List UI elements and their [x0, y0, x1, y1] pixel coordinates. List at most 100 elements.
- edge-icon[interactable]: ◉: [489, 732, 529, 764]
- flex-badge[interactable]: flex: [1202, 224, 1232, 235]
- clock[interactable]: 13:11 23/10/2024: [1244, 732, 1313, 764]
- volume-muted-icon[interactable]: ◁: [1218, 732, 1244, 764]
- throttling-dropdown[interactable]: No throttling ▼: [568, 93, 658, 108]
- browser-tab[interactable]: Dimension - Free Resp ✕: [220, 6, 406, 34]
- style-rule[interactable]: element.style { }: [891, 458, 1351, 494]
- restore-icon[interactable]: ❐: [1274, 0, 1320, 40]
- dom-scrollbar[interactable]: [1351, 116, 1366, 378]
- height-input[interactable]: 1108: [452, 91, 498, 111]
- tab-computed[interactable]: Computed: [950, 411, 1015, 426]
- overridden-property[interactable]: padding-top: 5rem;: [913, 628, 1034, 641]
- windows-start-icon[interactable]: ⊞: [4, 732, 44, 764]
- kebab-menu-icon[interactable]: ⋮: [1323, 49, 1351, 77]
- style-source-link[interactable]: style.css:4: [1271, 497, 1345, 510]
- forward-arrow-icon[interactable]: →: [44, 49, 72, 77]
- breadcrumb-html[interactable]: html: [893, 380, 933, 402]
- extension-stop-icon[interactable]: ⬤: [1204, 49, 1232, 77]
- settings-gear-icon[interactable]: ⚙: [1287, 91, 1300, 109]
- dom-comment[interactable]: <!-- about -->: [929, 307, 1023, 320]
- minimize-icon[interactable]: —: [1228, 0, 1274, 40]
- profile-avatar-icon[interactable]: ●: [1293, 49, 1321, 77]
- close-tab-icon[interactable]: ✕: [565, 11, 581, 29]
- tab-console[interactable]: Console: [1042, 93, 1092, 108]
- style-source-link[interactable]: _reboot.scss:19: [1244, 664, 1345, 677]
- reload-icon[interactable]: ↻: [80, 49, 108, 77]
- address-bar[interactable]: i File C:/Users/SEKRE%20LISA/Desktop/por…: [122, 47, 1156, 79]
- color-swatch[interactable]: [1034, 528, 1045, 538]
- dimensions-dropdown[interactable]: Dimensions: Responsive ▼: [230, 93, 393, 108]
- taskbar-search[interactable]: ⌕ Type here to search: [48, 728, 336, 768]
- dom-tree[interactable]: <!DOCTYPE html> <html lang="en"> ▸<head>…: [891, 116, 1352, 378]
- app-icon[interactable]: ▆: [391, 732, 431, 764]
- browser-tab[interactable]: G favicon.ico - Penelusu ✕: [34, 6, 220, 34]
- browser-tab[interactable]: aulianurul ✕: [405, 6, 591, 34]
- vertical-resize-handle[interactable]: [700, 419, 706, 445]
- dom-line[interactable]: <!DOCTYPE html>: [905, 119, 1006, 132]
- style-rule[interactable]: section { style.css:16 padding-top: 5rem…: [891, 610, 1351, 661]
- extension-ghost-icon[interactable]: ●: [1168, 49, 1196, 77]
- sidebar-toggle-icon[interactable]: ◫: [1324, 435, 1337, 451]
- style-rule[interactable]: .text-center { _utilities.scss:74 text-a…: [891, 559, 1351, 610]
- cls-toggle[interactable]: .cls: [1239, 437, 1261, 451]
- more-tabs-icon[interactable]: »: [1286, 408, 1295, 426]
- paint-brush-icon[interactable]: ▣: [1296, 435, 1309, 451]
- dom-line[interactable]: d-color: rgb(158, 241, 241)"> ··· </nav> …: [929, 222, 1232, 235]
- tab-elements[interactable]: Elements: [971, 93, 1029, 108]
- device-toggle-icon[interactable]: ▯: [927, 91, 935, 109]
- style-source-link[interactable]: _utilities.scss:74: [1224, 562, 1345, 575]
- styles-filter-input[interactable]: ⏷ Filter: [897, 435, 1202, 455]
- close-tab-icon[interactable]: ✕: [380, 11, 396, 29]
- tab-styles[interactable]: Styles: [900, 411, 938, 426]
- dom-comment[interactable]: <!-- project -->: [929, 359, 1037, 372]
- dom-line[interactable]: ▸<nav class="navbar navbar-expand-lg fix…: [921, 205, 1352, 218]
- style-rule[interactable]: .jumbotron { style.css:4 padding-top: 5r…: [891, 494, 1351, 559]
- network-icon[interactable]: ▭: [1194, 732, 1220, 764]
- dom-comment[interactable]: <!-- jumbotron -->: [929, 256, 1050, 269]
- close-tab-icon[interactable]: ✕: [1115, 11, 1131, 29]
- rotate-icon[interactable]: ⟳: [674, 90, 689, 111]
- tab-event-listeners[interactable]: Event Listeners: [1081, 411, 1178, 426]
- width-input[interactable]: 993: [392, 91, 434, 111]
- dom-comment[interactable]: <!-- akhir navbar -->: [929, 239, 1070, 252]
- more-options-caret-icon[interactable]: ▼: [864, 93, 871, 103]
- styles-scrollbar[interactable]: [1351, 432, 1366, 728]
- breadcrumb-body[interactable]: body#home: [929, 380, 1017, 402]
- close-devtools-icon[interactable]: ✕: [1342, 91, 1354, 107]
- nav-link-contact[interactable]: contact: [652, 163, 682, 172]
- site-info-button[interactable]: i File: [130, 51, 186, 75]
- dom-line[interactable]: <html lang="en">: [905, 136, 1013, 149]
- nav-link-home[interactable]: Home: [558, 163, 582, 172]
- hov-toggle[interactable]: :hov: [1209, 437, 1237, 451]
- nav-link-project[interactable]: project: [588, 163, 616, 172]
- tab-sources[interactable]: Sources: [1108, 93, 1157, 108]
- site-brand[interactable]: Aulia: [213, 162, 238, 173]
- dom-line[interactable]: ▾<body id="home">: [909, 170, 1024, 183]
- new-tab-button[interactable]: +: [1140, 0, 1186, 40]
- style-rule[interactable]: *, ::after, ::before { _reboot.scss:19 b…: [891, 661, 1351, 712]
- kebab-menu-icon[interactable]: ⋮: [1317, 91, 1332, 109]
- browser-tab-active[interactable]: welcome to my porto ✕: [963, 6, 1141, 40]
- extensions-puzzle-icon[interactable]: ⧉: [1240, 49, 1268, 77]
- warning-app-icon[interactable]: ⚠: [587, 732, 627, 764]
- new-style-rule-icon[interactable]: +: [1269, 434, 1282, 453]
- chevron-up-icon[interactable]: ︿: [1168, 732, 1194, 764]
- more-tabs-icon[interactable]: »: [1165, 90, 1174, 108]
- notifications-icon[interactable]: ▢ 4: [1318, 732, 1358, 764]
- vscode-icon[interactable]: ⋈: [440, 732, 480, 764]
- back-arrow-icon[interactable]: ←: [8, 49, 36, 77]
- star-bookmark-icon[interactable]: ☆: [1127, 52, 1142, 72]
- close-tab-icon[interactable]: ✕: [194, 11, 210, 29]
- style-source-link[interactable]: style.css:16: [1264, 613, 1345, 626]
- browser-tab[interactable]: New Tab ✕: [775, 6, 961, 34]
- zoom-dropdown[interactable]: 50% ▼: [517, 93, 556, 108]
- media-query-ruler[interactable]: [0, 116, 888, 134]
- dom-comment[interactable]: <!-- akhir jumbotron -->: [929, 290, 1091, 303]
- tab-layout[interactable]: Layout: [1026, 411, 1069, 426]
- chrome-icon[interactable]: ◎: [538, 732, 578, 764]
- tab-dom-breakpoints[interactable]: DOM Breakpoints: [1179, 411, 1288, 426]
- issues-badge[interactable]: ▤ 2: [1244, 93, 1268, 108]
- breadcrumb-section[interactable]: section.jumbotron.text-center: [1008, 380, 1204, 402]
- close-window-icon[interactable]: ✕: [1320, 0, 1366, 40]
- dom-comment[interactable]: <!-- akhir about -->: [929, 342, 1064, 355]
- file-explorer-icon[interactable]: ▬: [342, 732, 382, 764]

> _Task goal_:
Reproduce the material above word for word, keeping every line, symbol and coordinate unchanged.

> _Solution to the exercise_:
List UI elements and their [x0, y0, x1, y1] pixel coordinates. List at most 100 elements.
- edge-icon[interactable]: ◉: [489, 732, 529, 764]
- flex-badge[interactable]: flex: [1202, 224, 1232, 235]
- clock[interactable]: 13:11 23/10/2024: [1244, 732, 1313, 764]
- volume-muted-icon[interactable]: ◁: [1218, 732, 1244, 764]
- throttling-dropdown[interactable]: No throttling ▼: [568, 93, 658, 108]
- browser-tab[interactable]: Dimension - Free Resp ✕: [220, 6, 406, 34]
- style-rule[interactable]: element.style { }: [891, 458, 1351, 494]
- restore-icon[interactable]: ❐: [1274, 0, 1320, 40]
- dom-scrollbar[interactable]: [1351, 116, 1366, 378]
- height-input[interactable]: 1108: [452, 91, 498, 111]
- tab-computed[interactable]: Computed: [950, 411, 1015, 426]
- overridden-property[interactable]: padding-top: 5rem;: [913, 628, 1034, 641]
- windows-start-icon[interactable]: ⊞: [4, 732, 44, 764]
- kebab-menu-icon[interactable]: ⋮: [1323, 49, 1351, 77]
- style-source-link[interactable]: style.css:4: [1271, 497, 1345, 510]
- forward-arrow-icon[interactable]: →: [44, 49, 72, 77]
- breadcrumb-html[interactable]: html: [893, 380, 933, 402]
- extension-stop-icon[interactable]: ⬤: [1204, 49, 1232, 77]
- settings-gear-icon[interactable]: ⚙: [1287, 91, 1300, 109]
- dom-comment[interactable]: <!-- about -->: [929, 307, 1023, 320]
- minimize-icon[interactable]: —: [1228, 0, 1274, 40]
- profile-avatar-icon[interactable]: ●: [1293, 49, 1321, 77]
- close-tab-icon[interactable]: ✕: [565, 11, 581, 29]
- tab-console[interactable]: Console: [1042, 93, 1092, 108]
- style-source-link[interactable]: _reboot.scss:19: [1244, 664, 1345, 677]
- reload-icon[interactable]: ↻: [80, 49, 108, 77]
- address-bar[interactable]: i File C:/Users/SEKRE%20LISA/Desktop/por…: [122, 47, 1156, 79]
- color-swatch[interactable]: [1034, 528, 1045, 538]
- dimensions-dropdown[interactable]: Dimensions: Responsive ▼: [230, 93, 393, 108]
- taskbar-search[interactable]: ⌕ Type here to search: [48, 728, 336, 768]
- dom-tree[interactable]: <!DOCTYPE html> <html lang="en"> ▸<head>…: [891, 116, 1352, 378]
- app-icon[interactable]: ▆: [391, 732, 431, 764]
- browser-tab[interactable]: G favicon.ico - Penelusu ✕: [34, 6, 220, 34]
- browser-tab[interactable]: aulianurul ✕: [405, 6, 591, 34]
- vertical-resize-handle[interactable]: [700, 419, 706, 445]
- dom-line[interactable]: <!DOCTYPE html>: [905, 119, 1006, 132]
- style-rule[interactable]: section { style.css:16 padding-top: 5rem…: [891, 610, 1351, 661]
- extension-ghost-icon[interactable]: ●: [1168, 49, 1196, 77]
- sidebar-toggle-icon[interactable]: ◫: [1324, 435, 1337, 451]
- style-rule[interactable]: .text-center { _utilities.scss:74 text-a…: [891, 559, 1351, 610]
- cls-toggle[interactable]: .cls: [1239, 437, 1261, 451]
- more-tabs-icon[interactable]: »: [1286, 408, 1295, 426]
- paint-brush-icon[interactable]: ▣: [1296, 435, 1309, 451]
- dom-line[interactable]: d-color: rgb(158, 241, 241)"> ··· </nav> …: [929, 222, 1232, 235]
- tab-elements[interactable]: Elements: [971, 93, 1029, 108]
- device-toggle-icon[interactable]: ▯: [927, 91, 935, 109]
- style-source-link[interactable]: _utilities.scss:74: [1224, 562, 1345, 575]
- styles-filter-input[interactable]: ⏷ Filter: [897, 435, 1202, 455]
- close-tab-icon[interactable]: ✕: [380, 11, 396, 29]
- tab-styles[interactable]: Styles: [900, 411, 938, 426]
- dom-comment[interactable]: <!-- project -->: [929, 359, 1037, 372]
- dom-line[interactable]: ▸<nav class="navbar navbar-expand-lg fix…: [921, 205, 1352, 218]
- style-rule[interactable]: .jumbotron { style.css:4 padding-top: 5r…: [891, 494, 1351, 559]
- network-icon[interactable]: ▭: [1194, 732, 1220, 764]
- dom-comment[interactable]: <!-- jumbotron -->: [929, 256, 1050, 269]
- close-tab-icon[interactable]: ✕: [1115, 11, 1131, 29]
- rotate-icon[interactable]: ⟳: [674, 90, 689, 111]
- tab-event-listeners[interactable]: Event Listeners: [1081, 411, 1178, 426]
- width-input[interactable]: 993: [392, 91, 434, 111]
- dom-comment[interactable]: <!-- akhir navbar -->: [929, 239, 1070, 252]
- more-options-caret-icon[interactable]: ▼: [864, 93, 871, 103]
- styles-scrollbar[interactable]: [1351, 432, 1366, 728]
- breadcrumb-body[interactable]: body#home: [929, 380, 1017, 402]
- close-devtools-icon[interactable]: ✕: [1342, 91, 1354, 107]
- nav-link-contact[interactable]: contact: [652, 163, 682, 172]
- site-info-button[interactable]: i File: [130, 51, 186, 75]
- dom-line[interactable]: <html lang="en">: [905, 136, 1013, 149]
- nav-link-home[interactable]: Home: [558, 163, 582, 172]
- hov-toggle[interactable]: :hov: [1209, 437, 1237, 451]
- nav-link-project[interactable]: project: [588, 163, 616, 172]
- tab-sources[interactable]: Sources: [1108, 93, 1157, 108]
- site-brand[interactable]: Aulia: [213, 162, 238, 173]
- dom-line[interactable]: ▾<body id="home">: [909, 170, 1024, 183]
- new-tab-button[interactable]: +: [1140, 0, 1186, 40]
- style-rule[interactable]: *, ::after, ::before { _reboot.scss:19 b…: [891, 661, 1351, 712]
- kebab-menu-icon[interactable]: ⋮: [1317, 91, 1332, 109]
- browser-tab-active[interactable]: welcome to my porto ✕: [963, 6, 1141, 40]
- extensions-puzzle-icon[interactable]: ⧉: [1240, 49, 1268, 77]
- warning-app-icon[interactable]: ⚠: [587, 732, 627, 764]
- new-style-rule-icon[interactable]: +: [1269, 434, 1282, 453]
- chevron-up-icon[interactable]: ︿: [1168, 732, 1194, 764]
- more-tabs-icon[interactable]: »: [1165, 90, 1174, 108]
- notifications-icon[interactable]: ▢ 4: [1318, 732, 1358, 764]
- vscode-icon[interactable]: ⋈: [440, 732, 480, 764]
- back-arrow-icon[interactable]: ←: [8, 49, 36, 77]
- star-bookmark-icon[interactable]: ☆: [1127, 52, 1142, 72]
- close-tab-icon[interactable]: ✕: [194, 11, 210, 29]
- style-source-link[interactable]: style.css:16: [1264, 613, 1345, 626]
- browser-tab[interactable]: New Tab ✕: [775, 6, 961, 34]
- zoom-dropdown[interactable]: 50% ▼: [517, 93, 556, 108]
- media-query-ruler[interactable]: [0, 116, 888, 134]
- dom-comment[interactable]: <!-- akhir jumbotron -->: [929, 290, 1091, 303]
- tab-layout[interactable]: Layout: [1026, 411, 1069, 426]
- chrome-icon[interactable]: ◎: [538, 732, 578, 764]
- tab-dom-breakpoints[interactable]: DOM Breakpoints: [1179, 411, 1288, 426]
- issues-badge[interactable]: ▤ 2: [1244, 93, 1268, 108]
- breadcrumb-section[interactable]: section.jumbotron.text-center: [1008, 380, 1204, 402]
- close-window-icon[interactable]: ✕: [1320, 0, 1366, 40]
- dom-comment[interactable]: <!-- akhir about -->: [929, 342, 1064, 355]
- file-explorer-icon[interactable]: ▬: [342, 732, 382, 764]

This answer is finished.